*Requirements:* Quote each record exactly, please, leaving none out.

*Input data:*
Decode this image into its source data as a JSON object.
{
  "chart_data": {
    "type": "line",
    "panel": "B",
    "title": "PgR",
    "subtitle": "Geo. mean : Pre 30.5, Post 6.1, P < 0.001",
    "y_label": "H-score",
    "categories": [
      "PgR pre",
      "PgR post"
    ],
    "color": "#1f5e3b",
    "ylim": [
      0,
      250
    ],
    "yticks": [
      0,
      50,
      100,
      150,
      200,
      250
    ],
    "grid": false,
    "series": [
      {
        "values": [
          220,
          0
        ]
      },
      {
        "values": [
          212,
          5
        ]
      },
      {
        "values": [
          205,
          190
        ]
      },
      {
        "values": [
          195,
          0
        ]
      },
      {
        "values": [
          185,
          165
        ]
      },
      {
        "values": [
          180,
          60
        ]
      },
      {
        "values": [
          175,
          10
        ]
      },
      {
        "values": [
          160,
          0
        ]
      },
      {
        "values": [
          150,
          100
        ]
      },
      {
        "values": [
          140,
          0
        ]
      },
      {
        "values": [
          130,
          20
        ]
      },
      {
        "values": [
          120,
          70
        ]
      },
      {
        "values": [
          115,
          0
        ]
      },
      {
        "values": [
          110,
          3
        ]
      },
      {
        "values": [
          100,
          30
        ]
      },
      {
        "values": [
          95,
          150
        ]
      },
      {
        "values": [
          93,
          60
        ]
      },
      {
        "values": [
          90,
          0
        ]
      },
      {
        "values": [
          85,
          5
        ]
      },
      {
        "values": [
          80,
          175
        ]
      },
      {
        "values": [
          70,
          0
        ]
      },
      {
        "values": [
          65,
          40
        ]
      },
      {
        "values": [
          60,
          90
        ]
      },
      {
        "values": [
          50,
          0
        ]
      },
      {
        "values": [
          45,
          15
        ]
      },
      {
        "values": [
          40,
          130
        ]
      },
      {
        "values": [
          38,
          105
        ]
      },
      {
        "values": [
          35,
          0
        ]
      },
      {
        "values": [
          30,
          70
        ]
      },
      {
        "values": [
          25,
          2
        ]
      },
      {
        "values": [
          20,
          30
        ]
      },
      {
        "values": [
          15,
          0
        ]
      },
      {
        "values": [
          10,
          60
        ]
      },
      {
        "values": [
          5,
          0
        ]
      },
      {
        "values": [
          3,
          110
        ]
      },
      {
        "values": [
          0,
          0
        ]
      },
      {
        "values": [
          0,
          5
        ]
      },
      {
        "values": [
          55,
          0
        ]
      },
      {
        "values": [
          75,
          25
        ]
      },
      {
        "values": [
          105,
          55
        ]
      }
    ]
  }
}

*Final result:*
Decode this image into its source data as a JSON object.
{
  "chart_data": {
    "type": "line",
    "panel": "B",
    "title": "PgR",
    "subtitle": "Geo. mean : Pre 30.5, Post 6.1, P < 0.001",
    "y_label": "H-score",
    "categories": [
      "PgR pre",
      "PgR post"
    ],
    "color": "#1f5e3b",
    "ylim": [
      0,
      250
    ],
    "yticks": [
      0,
      50,
      100,
      150,
      200,
      250
    ],
    "grid": false,
    "series": [
      {
        "values": [
          220,
          0
        ]
      },
      {
        "values": [
          212,
          5
        ]
      },
      {
        "values": [
          205,
          190
        ]
      },
      {
        "values": [
          195,
          0
        ]
      },
      {
        "values": [
          185,
          165
        ]
      },
      {
        "values": [
          180,
          60
        ]
      },
      {
        "values": [
          175,
          10
        ]
      },
      {
        "values": [
          160,
          0
        ]
      },
      {
        "values": [
          150,
          100
        ]
      },
      {
        "values": [
          140,
          0
        ]
      },
      {
        "values": [
          130,
          20
        ]
      },
      {
        "values": [
          120,
          70
        ]
      },
      {
        "values": [
          115,
          0
        ]
      },
      {
        "values": [
          110,
          3
        ]
      },
      {
        "values": [
          100,
          30
        ]
      },
      {
        "values": [
          95,
          150
        ]
      },
      {
        "values": [
          93,
          60
        ]
      },
      {
        "values": [
          90,
          0
        ]
      },
      {
        "values": [
          85,
          5
        ]
      },
      {
        "values": [
          80,
          175
        ]
      },
      {
        "values": [
          70,
          0
        ]
      },
      {
        "values": [
          65,
          40
        ]
      },
      {
        "values": [
          60,
          90
        ]
      },
      {
        "values": [
          50,
          0
        ]
      },
      {
        "values": [
          45,
          15
        ]
      },
      {
        "values": [
          40,
          130
        ]
      },
      {
        "values": [
          38,
          105
        ]
      },
      {
        "values": [
          35,
          0
        ]
      },
      {
        "values": [
          30,
          70
        ]
      },
      {
        "values": [
          25,
          2
        ]
      },
      {
        "values": [
          20,
          30
        ]
      },
      {
        "values": [
          15,
          0
        ]
      },
      {
        "values": [
          10,
          60
        ]
      },
      {
        "values": [
          5,
          0
        ]
      },
      {
        "values": [
          3,
          110
        ]
      },
      {
        "values": [
          0,
          0
        ]
      },
      {
        "values": [
          0,
          5
        ]
      },
      {
        "values": [
          55,
          0
        ]
      },
      {
        "values": [
          75,
          25
        ]
      },
      {
        "values": [
          105,
          55
        ]
      }
    ]
  }
}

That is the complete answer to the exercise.